• _Written problem_
Extend the opinion piece below about Chirac's remark and French cooking, beginning after its final sentence.

• _Document extract_

Imagine the diplomatic repercussions if Blair had been heard joking that Mr Chirac had invited him to a barbecue - on the menu, roast British lamb, still in their lorries.

Whilst this sort of boorish comment is to be expected from el mafiosa Sr Belusconni, who last week insulted Finland's national dish of smoked reindeer, Chirac usually tries to give the impression that he is above that sort of thing. Of course he isn't, the stuck up snob.

One thing that has always irked me is the axiom that French cuisine is the best in the world. Where exactly did that myth arise? - from France one assumes. I've always been singularly unimpressed with French cooking, the many times that I have visited France. It always looks very pretty, for sure. But I've generally found it rather bland and tasteless and very unsatisfying. The fact that the last time I went to France I had a monster case of the shits also calls in to question their hygiene somewhat.

• _Stored data_
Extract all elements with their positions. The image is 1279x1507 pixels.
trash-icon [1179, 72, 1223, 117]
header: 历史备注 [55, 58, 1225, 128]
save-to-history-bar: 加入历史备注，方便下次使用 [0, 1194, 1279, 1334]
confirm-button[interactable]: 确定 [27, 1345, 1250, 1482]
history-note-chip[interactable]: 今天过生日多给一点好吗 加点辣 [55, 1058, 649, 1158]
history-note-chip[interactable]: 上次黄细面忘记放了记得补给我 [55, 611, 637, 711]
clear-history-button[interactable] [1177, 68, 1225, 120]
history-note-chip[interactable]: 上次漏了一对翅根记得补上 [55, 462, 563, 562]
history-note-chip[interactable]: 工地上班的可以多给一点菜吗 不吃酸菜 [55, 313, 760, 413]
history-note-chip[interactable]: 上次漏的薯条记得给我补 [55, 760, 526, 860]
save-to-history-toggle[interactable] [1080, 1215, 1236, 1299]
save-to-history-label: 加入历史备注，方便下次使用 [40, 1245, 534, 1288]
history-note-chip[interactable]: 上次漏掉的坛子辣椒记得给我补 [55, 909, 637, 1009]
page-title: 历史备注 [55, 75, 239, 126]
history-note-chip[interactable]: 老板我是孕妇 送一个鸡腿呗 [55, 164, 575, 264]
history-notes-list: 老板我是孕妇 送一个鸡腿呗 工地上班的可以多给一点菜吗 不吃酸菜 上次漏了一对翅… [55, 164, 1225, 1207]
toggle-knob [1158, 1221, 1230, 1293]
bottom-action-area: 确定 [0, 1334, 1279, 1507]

• _Output for this exercise_
It would be easy to make jokes about the French national dishes - so why not? They eat fucking snails. I mean, seriously. Their signature dish is a slug carrying it's own house, that moves around by smearing snot on the ground and sliding on it. And frog legs - yet another slimy creature that only the French would consider popping in their mouth. Not only that, their self-imposed role as cheese and wine afficianados is also a joke. Sure, I like a bit of Brie as much as the next man, but what soon becomes very evident when perusing the cheese counter in France is the sheer number of differently named yet almost identical cheeses. Camembert is just Brie with flavour (and a weak Camembert is indistinguishable from a strong Brie), whilst they have very few hard cheeses that can compete with Cheddar. And what do they have to compete with Stilton or the Austrian/German smoked cheeses? As far as wine is concerned, appelation controle sounds great in theory but really it can't compete with new world wines. Buy a bottle of Aussie and you are guaranteed a quality wine. Buy a bottle of French and you may get a masterpiece but more likely, if it rained the day before the appointed grape picking date, you get a watery unsatisfying concoction.

The fact is, Chirac is on dodgy ground criticising other nation's food. He simply reveals himself to be a boorish, snobby twat and doesn't do himself any favours at all.